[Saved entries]
————
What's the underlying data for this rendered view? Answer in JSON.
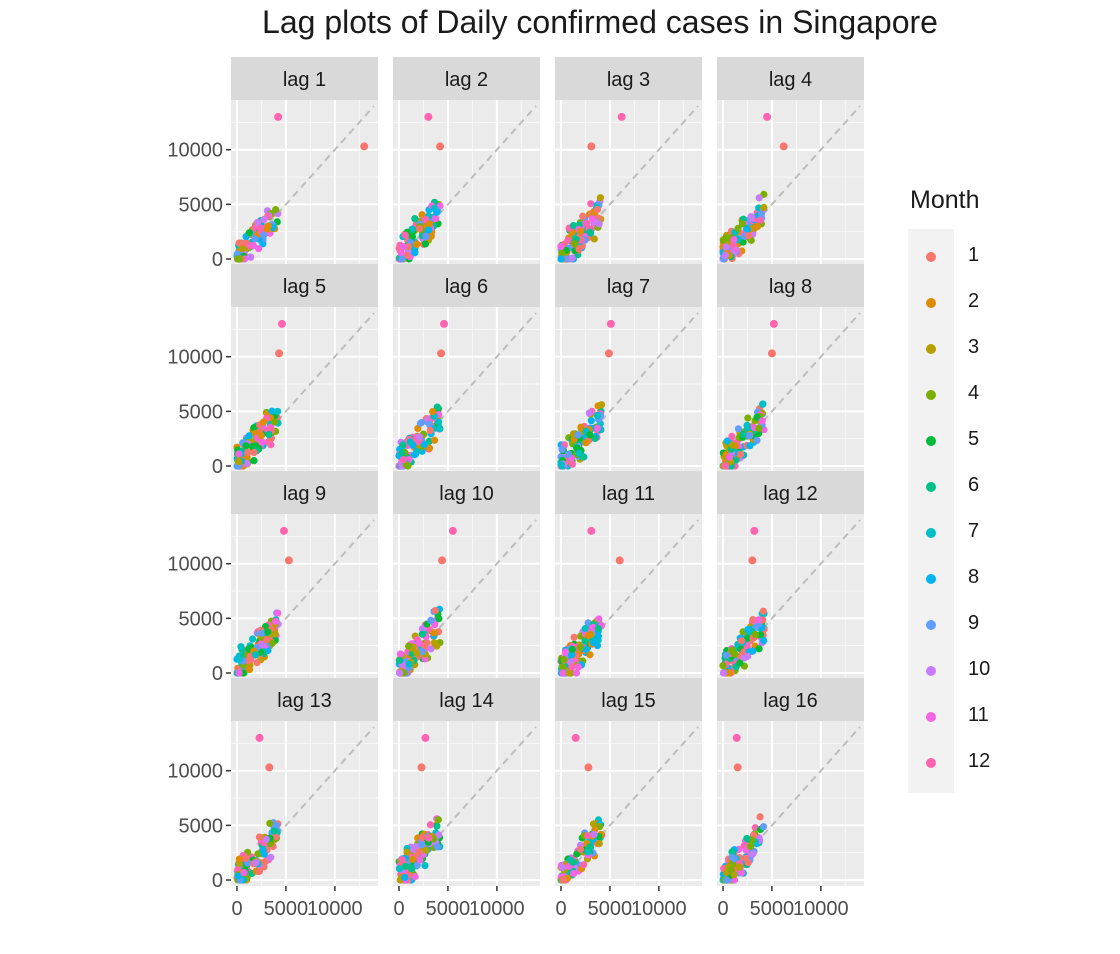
{
  "title": "Lag plots of Daily confirmed cases in Singapore",
  "chart_data": {
    "type": "scatter",
    "title": "Lag plots of Daily confirmed cases in Singapore",
    "facets": [
      "lag 1",
      "lag 2",
      "lag 3",
      "lag 4",
      "lag 5",
      "lag 6",
      "lag 7",
      "lag 8",
      "lag 9",
      "lag 10",
      "lag 11",
      "lag 12",
      "lag 13",
      "lag 14",
      "lag 15",
      "lag 16"
    ],
    "facet_layout": "4x4",
    "xlim": [
      0,
      14000
    ],
    "ylim": [
      0,
      14000
    ],
    "x_ticks": [
      0,
      5000,
      10000
    ],
    "y_ticks": [
      0,
      5000,
      10000
    ],
    "x_tick_labels": [
      "0",
      "5000",
      "10000"
    ],
    "y_tick_labels": [
      "0",
      "5000",
      "10000"
    ],
    "reference_line": "y = x (dashed, grey)",
    "grid": true,
    "legend": {
      "title": "Month",
      "placement": "right",
      "entries": [
        "1",
        "2",
        "3",
        "4",
        "5",
        "6",
        "7",
        "8",
        "9",
        "10",
        "11",
        "12"
      ],
      "colors": [
        "#F8766D",
        "#DE8C00",
        "#B79F00",
        "#7CAE00",
        "#00BA38",
        "#00C08B",
        "#00BFC4",
        "#00B4F0",
        "#619CFF",
        "#C77CFF",
        "#F564E3",
        "#FF64B0"
      ]
    },
    "highlight_points": [
      {
        "lag": 1,
        "x": 13000,
        "y": 10300,
        "month": 1
      },
      {
        "lag": 1,
        "x": 4200,
        "y": 13000,
        "month": 12
      },
      {
        "lag": 2,
        "x": 4200,
        "y": 10300,
        "month": 1
      },
      {
        "lag": 2,
        "x": 3000,
        "y": 13000,
        "month": 12
      },
      {
        "lag": 3,
        "x": 3100,
        "y": 10300,
        "month": 1
      },
      {
        "lag": 3,
        "x": 6200,
        "y": 13000,
        "month": 12
      },
      {
        "lag": 4,
        "x": 6200,
        "y": 10300,
        "month": 1
      },
      {
        "lag": 4,
        "x": 4500,
        "y": 13000,
        "month": 12
      },
      {
        "lag": 5,
        "x": 4300,
        "y": 10300,
        "month": 1
      },
      {
        "lag": 5,
        "x": 4600,
        "y": 13000,
        "month": 12
      },
      {
        "lag": 6,
        "x": 4300,
        "y": 10300,
        "month": 1
      },
      {
        "lag": 6,
        "x": 4600,
        "y": 13000,
        "month": 12
      },
      {
        "lag": 7,
        "x": 4900,
        "y": 10300,
        "month": 1
      },
      {
        "lag": 7,
        "x": 5100,
        "y": 13000,
        "month": 12
      },
      {
        "lag": 8,
        "x": 5000,
        "y": 10300,
        "month": 1
      },
      {
        "lag": 8,
        "x": 5200,
        "y": 13000,
        "month": 12
      },
      {
        "lag": 9,
        "x": 5300,
        "y": 10300,
        "month": 1
      },
      {
        "lag": 9,
        "x": 4800,
        "y": 13000,
        "month": 12
      },
      {
        "lag": 10,
        "x": 4400,
        "y": 10300,
        "month": 1
      },
      {
        "lag": 10,
        "x": 5500,
        "y": 13000,
        "month": 12
      },
      {
        "lag": 11,
        "x": 6000,
        "y": 10300,
        "month": 1
      },
      {
        "lag": 11,
        "x": 3100,
        "y": 13000,
        "month": 12
      },
      {
        "lag": 12,
        "x": 3000,
        "y": 10300,
        "month": 1
      },
      {
        "lag": 12,
        "x": 3200,
        "y": 13000,
        "month": 12
      },
      {
        "lag": 13,
        "x": 3300,
        "y": 10300,
        "month": 1
      },
      {
        "lag": 13,
        "x": 2300,
        "y": 13000,
        "month": 12
      },
      {
        "lag": 14,
        "x": 2300,
        "y": 10300,
        "month": 1
      },
      {
        "lag": 14,
        "x": 2700,
        "y": 13000,
        "month": 12
      },
      {
        "lag": 15,
        "x": 2800,
        "y": 10300,
        "month": 1
      },
      {
        "lag": 15,
        "x": 1500,
        "y": 13000,
        "month": 12
      },
      {
        "lag": 16,
        "x": 1500,
        "y": 10300,
        "month": 1
      },
      {
        "lag": 16,
        "x": 1400,
        "y": 13000,
        "month": 12
      }
    ],
    "cluster_note": "Remaining points cluster between 0 and about 6500 on both axes"
  }
}
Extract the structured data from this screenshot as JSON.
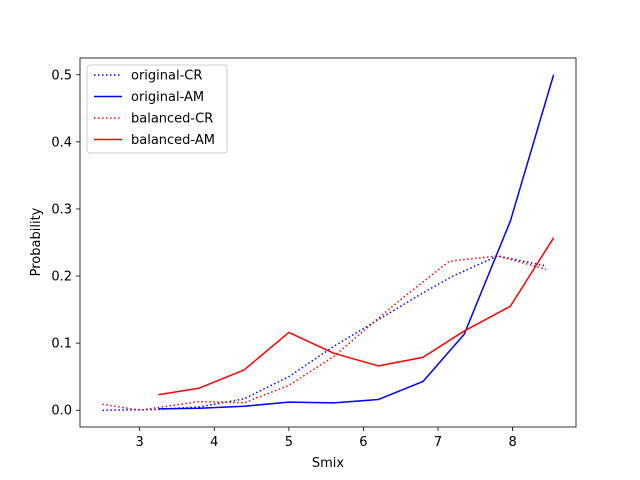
————
> **TASK INSTRUCTIONS**: Restate the whole listing above exactly, except for its images.

> **RESPONSE TO THIS EXERCISE**:
What's the underlying data for this rendered view? Answer in JSON.
{
  "title": "Lag plots of Daily confirmed cases in Singapore",
  "chart_data": {
    "type": "scatter",
    "title": "Lag plots of Daily confirmed cases in Singapore",
    "facets": [
      "lag 1",
      "lag 2",
      "lag 3",
      "lag 4",
      "lag 5",
      "lag 6",
      "lag 7",
      "lag 8",
      "lag 9",
      "lag 10",
      "lag 11",
      "lag 12",
      "lag 13",
      "lag 14",
      "lag 15",
      "lag 16"
    ],
    "facet_layout": "4x4",
    "xlim": [
      0,
      14000
    ],
    "ylim": [
      0,
      14000
    ],
    "x_ticks": [
      0,
      5000,
      10000
    ],
    "y_ticks": [
      0,
      5000,
      10000
    ],
    "x_tick_labels": [
      "0",
      "5000",
      "10000"
    ],
    "y_tick_labels": [
      "0",
      "5000",
      "10000"
    ],
    "reference_line": "y = x (dashed, grey)",
    "grid": true,
    "legend": {
      "title": "Month",
      "placement": "right",
      "entries": [
        "1",
        "2",
        "3",
        "4",
        "5",
        "6",
        "7",
        "8",
        "9",
        "10",
        "11",
        "12"
      ],
      "colors": [
        "#F8766D",
        "#DE8C00",
        "#B79F00",
        "#7CAE00",
        "#00BA38",
        "#00C08B",
        "#00BFC4",
        "#00B4F0",
        "#619CFF",
        "#C77CFF",
        "#F564E3",
        "#FF64B0"
      ]
    },
    "highlight_points": [
      {
        "lag": 1,
        "x": 13000,
        "y": 10300,
        "month": 1
      },
      {
        "lag": 1,
        "x": 4200,
        "y": 13000,
        "month": 12
      },
      {
        "lag": 2,
        "x": 4200,
        "y": 10300,
        "month": 1
      },
      {
        "lag": 2,
        "x": 3000,
        "y": 13000,
        "month": 12
      },
      {
        "lag": 3,
        "x": 3100,
        "y": 10300,
        "month": 1
      },
      {
        "lag": 3,
        "x": 6200,
        "y": 13000,
        "month": 12
      },
      {
        "lag": 4,
        "x": 6200,
        "y": 10300,
        "month": 1
      },
      {
        "lag": 4,
        "x": 4500,
        "y": 13000,
        "month": 12
      },
      {
        "lag": 5,
        "x": 4300,
        "y": 10300,
        "month": 1
      },
      {
        "lag": 5,
        "x": 4600,
        "y": 13000,
        "month": 12
      },
      {
        "lag": 6,
        "x": 4300,
        "y": 10300,
        "month": 1
      },
      {
        "lag": 6,
        "x": 4600,
        "y": 13000,
        "month": 12
      },
      {
        "lag": 7,
        "x": 4900,
        "y": 10300,
        "month": 1
      },
      {
        "lag": 7,
        "x": 5100,
        "y": 13000,
        "month": 12
      },
      {
        "lag": 8,
        "x": 5000,
        "y": 10300,
        "month": 1
      },
      {
        "lag": 8,
        "x": 5200,
        "y": 13000,
        "month": 12
      },
      {
        "lag": 9,
        "x": 5300,
        "y": 10300,
        "month": 1
      },
      {
        "lag": 9,
        "x": 4800,
        "y": 13000,
        "month": 12
      },
      {
        "lag": 10,
        "x": 4400,
        "y": 10300,
        "month": 1
      },
      {
        "lag": 10,
        "x": 5500,
        "y": 13000,
        "month": 12
      },
      {
        "lag": 11,
        "x": 6000,
        "y": 10300,
        "month": 1
      },
      {
        "lag": 11,
        "x": 3100,
        "y": 13000,
        "month": 12
      },
      {
        "lag": 12,
        "x": 3000,
        "y": 10300,
        "month": 1
      },
      {
        "lag": 12,
        "x": 3200,
        "y": 13000,
        "month": 12
      },
      {
        "lag": 13,
        "x": 3300,
        "y": 10300,
        "month": 1
      },
      {
        "lag": 13,
        "x": 2300,
        "y": 13000,
        "month": 12
      },
      {
        "lag": 14,
        "x": 2300,
        "y": 10300,
        "month": 1
      },
      {
        "lag": 14,
        "x": 2700,
        "y": 13000,
        "month": 12
      },
      {
        "lag": 15,
        "x": 2800,
        "y": 10300,
        "month": 1
      },
      {
        "lag": 15,
        "x": 1500,
        "y": 13000,
        "month": 12
      },
      {
        "lag": 16,
        "x": 1500,
        "y": 10300,
        "month": 1
      },
      {
        "lag": 16,
        "x": 1400,
        "y": 13000,
        "month": 12
      }
    ],
    "cluster_note": "Remaining points cluster between 0 and about 6500 on both axes"
  }
}
Extract the structured data from this screenshot as JSON.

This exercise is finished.